GIVEN PASSAGE |

☆ ☆ ☆ ☆ ☆

Fix deadlock when logging from a tpool thread.

The object server runs certain IO-intensive methods outside the main pthread for performance. If one of those methods tries to log, this can cause a crash that eventually leads to an object server with hundreds or thousands of greenthreads, all deadlocked. The short version of the story is that logging.SysLogHandler has a mutex which Eventlet monkey-patches. However, the monkey-patched mutex sometimes breaks if used across different pthreads, and it breaks in such a way that it is still considered held. After that happens, any attempt to emit a log message blocks the calling greenthread forever. The fix is to use a mutex that works across different greenlets and across different pthreads. This patch introduces such a lock based on an anonymous pipe. Change-Id: I57decefaf5bbed57b97a62d0df8518b112917480 Closes-Bug: 1710328
2017-08-14 10:41:31 -07:00 · 2017-08-14 10:41:31 -07:00 · 6d160797fc
commit 6d160797fc
parent bf09a06708
2 changed files with 307 additions and 7 deletions
--- a/swift/common/utils.py
+++ b/swift/common/utils.py
@ -50,9 +50,12 @@ import stat
 import datetime

 import eventlet
+import eventlet.debug
+import eventlet.greenthread
 import eventlet.semaphore
 from eventlet import GreenPool, sleep, Timeout, tpool
 from eventlet.green import socket, threading
+from eventlet.hubs import trampoline
 import eventlet.queue
 import netifaces
 import codecs
@ -1894,17 +1897,18 @@ def get_logger(conf, name=None, log_to_console=False, log_route=None,
    if udp_host:
        udp_port = int(conf.get('log_udp_port',
                                logging.handlers.SYSLOG_UDP_PORT))

☆ ☆ ☆ ☆ ☆

Stored records |

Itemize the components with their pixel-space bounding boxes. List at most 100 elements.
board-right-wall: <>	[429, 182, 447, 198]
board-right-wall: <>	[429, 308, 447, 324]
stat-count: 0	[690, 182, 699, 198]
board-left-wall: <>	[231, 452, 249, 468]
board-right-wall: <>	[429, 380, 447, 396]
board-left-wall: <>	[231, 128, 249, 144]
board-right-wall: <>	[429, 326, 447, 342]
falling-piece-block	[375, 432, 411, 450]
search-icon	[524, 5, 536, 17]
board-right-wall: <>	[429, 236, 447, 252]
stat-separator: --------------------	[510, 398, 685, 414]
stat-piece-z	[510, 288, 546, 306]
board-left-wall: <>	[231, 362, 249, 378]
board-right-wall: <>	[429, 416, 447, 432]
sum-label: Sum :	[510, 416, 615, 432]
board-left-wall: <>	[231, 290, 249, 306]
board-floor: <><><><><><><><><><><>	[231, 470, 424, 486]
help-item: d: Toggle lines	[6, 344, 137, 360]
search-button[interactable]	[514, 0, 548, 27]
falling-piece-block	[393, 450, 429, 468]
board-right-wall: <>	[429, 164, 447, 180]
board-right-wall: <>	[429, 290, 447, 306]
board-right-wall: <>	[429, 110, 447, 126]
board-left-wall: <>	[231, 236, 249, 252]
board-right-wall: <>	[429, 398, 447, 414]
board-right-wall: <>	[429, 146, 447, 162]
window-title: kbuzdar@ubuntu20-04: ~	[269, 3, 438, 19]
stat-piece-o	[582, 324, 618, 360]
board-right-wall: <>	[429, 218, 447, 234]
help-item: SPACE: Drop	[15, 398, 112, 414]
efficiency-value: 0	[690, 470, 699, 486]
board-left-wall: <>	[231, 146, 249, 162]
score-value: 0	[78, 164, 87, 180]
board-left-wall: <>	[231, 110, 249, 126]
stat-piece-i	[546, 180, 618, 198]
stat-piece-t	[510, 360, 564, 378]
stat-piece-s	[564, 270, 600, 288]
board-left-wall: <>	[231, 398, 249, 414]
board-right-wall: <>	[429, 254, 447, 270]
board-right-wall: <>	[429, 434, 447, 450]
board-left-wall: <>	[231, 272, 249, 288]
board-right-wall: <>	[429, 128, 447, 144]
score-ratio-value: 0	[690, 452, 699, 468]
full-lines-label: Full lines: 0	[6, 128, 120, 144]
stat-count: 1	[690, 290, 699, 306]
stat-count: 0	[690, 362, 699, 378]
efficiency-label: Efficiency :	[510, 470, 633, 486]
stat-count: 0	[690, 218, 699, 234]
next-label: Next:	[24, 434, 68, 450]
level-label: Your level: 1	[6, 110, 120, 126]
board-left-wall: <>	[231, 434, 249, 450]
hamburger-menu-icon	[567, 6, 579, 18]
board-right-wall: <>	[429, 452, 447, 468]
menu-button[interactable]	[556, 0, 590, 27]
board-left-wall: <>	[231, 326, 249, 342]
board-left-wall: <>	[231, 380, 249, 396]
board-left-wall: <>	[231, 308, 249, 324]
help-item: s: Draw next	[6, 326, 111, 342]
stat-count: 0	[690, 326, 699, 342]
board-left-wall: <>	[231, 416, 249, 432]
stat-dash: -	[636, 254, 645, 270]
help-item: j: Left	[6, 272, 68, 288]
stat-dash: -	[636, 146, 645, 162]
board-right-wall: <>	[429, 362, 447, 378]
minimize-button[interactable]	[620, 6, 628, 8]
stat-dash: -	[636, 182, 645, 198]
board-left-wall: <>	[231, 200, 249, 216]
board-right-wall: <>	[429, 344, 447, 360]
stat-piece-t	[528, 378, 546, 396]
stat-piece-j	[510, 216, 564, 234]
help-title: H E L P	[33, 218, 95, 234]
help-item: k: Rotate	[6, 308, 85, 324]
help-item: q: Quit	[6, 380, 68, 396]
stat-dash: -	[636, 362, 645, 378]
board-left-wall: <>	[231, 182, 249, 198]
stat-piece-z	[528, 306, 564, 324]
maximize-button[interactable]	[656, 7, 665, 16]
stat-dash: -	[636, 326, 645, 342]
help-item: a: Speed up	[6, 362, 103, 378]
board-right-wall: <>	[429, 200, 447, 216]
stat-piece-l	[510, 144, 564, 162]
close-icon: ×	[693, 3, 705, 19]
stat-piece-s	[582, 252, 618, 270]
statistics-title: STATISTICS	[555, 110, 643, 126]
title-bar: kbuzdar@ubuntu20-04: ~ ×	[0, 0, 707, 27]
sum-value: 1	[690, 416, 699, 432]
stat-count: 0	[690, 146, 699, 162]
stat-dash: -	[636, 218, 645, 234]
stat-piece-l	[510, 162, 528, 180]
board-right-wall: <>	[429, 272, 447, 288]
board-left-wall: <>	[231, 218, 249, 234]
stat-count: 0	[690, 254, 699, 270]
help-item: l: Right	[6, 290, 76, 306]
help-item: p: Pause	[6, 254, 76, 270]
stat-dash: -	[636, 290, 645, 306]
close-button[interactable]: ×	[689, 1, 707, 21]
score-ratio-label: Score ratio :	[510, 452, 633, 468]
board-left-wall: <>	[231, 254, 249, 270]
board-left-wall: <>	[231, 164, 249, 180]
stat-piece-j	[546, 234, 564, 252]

☆ ☆ ☆ ☆ ☆

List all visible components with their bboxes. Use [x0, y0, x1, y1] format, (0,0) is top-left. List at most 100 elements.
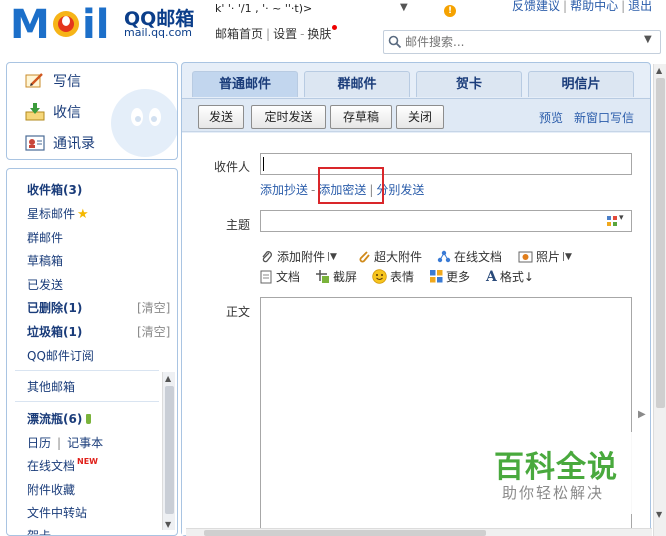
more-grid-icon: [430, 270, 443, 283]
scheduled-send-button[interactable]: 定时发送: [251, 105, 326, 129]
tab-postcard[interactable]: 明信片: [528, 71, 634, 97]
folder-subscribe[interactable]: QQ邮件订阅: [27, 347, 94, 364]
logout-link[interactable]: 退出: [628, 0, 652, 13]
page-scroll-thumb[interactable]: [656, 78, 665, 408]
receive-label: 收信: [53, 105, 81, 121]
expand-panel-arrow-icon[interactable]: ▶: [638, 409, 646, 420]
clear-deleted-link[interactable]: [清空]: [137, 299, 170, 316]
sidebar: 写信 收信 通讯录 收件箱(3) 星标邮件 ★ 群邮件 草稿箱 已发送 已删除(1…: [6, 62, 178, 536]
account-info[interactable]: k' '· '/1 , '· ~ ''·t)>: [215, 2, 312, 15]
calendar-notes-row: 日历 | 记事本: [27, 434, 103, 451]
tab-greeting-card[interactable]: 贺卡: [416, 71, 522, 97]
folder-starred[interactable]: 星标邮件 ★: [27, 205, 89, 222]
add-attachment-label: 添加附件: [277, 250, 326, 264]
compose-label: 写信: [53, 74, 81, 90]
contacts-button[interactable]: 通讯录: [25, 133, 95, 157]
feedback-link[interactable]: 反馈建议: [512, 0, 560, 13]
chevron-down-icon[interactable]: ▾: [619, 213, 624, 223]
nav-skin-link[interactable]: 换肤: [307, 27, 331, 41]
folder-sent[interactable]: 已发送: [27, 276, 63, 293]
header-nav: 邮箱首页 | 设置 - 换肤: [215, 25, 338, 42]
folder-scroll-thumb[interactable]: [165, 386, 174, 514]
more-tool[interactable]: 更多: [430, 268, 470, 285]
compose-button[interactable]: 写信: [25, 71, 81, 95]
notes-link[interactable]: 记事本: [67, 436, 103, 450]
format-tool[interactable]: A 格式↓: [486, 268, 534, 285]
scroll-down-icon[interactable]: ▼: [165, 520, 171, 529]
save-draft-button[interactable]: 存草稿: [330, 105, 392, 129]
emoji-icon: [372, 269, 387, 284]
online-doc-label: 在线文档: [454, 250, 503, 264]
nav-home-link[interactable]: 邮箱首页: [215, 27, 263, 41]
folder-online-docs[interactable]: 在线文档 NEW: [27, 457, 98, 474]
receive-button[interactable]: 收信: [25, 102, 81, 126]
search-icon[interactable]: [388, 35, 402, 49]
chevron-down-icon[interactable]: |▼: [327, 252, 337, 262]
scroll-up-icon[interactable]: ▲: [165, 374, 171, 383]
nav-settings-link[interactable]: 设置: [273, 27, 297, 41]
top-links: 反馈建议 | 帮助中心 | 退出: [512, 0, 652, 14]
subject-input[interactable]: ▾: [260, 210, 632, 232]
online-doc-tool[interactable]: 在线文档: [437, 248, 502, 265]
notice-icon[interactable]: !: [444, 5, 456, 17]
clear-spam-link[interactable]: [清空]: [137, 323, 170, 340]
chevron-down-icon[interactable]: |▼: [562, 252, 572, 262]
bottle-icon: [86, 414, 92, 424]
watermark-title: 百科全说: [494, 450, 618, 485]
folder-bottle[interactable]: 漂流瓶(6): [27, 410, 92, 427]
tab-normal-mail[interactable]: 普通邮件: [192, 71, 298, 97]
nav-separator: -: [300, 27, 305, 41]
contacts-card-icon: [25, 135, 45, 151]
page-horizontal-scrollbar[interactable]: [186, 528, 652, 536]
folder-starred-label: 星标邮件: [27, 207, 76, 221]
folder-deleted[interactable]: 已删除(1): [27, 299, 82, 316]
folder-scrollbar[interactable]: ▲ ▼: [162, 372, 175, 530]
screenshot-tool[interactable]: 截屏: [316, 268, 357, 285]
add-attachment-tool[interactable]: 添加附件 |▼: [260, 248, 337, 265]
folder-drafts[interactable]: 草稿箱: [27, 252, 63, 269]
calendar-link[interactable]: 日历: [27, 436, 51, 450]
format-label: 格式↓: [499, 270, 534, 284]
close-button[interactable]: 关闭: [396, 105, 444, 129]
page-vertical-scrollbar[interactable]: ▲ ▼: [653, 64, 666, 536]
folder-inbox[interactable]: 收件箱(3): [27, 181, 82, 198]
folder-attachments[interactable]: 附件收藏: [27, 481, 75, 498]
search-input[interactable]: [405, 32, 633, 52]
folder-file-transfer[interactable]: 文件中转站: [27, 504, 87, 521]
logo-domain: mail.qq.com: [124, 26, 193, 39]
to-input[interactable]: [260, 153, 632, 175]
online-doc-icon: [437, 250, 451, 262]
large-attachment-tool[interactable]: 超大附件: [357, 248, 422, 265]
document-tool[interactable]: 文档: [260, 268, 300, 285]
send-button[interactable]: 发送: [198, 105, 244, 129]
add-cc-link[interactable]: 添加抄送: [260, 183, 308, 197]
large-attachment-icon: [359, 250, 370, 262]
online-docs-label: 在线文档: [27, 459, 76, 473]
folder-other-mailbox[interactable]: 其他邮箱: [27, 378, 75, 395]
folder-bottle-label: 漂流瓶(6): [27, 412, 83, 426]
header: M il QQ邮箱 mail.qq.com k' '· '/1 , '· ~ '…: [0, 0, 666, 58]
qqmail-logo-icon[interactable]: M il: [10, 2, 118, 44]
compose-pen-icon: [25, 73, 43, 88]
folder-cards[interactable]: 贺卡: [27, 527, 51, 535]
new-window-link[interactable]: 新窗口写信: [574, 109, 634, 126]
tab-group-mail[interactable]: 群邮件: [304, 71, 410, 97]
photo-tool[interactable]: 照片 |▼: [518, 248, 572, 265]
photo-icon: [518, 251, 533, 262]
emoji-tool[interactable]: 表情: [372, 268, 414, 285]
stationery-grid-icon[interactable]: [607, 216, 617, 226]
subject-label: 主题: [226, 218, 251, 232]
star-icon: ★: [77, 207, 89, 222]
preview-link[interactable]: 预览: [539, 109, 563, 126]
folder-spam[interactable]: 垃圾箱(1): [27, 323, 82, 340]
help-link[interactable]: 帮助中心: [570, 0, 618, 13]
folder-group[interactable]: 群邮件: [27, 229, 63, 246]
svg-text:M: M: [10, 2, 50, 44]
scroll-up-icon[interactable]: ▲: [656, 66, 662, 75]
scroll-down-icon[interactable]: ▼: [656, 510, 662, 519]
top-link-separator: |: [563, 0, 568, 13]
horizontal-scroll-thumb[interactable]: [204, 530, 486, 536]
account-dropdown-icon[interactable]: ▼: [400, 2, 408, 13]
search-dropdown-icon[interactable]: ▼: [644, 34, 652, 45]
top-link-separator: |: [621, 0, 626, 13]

☆ ☆ ☆ ☆ ☆

TASKS TO CARRY OUT |
**a)** Extract every line of the records that contains the string "deleted".
**b)** Carry on the commit about the tpool logging deadlock fix from the point where it stops.
The stored records have no connection to the commit text about the logging deadlock.

PER-TASK ANSWERS |
**a)**
clear-deleted-link[interactable]: [清空]: [137, 299, 170, 316]
folder-deleted[interactable]: 已删除(1): [27, 299, 82, 316]

**b)**
-        handler = SysLogHandler(address=(udp_host, udp_port),
-                                facility=facility)
+        handler = ThreadSafeSysLogHandler(address=(udp_host, udp_port),
+                                          facility=facility)
    else:
        log_address = conf.get('log_address', '/dev/log')
        try:
-            handler = SysLogHandler(address=log_address, facility=facility)
+            handler = ThreadSafeSysLogHandler(address=log_address,
+                                              facility=facility)
        except socket.error as e:
            # Either /dev/log isn't a UNIX socket or it does not exist at all
            if e.errno not in [errno.ENOTSOCK, errno.ENOENT]:
                raise
-            handler = SysLogHandler(facility=facility)
+            handler = ThreadSafeSysLogHandler(facility=facility)
    handler.setFormatter(formatter)
    logger.addHandler(handler)
    get_logger.handler4logger[logger] = handler
@ -4304,3 +4308,123 @@ def replace_partition_in_path(path, part_power):
    path_components[-4] = "%d" % part

    return os.sep.join(path_components)
+
+
+class PipeMutex(object):
+    """
+    Mutex using a pipe. Works across both greenlets and real threads, even
+    at the same time.
+    """
+
+    def __init__(self):
+        self.rfd, self.wfd = os.pipe()
+
+        # You can't create a pipe in non-blocking mode; you must set it
+        # later.
+        rflags = fcntl.fcntl(self.rfd, fcntl.F_GETFL)
+        fcntl.fcntl(self.rfd, fcntl.F_SETFL, rflags | os.O_NONBLOCK)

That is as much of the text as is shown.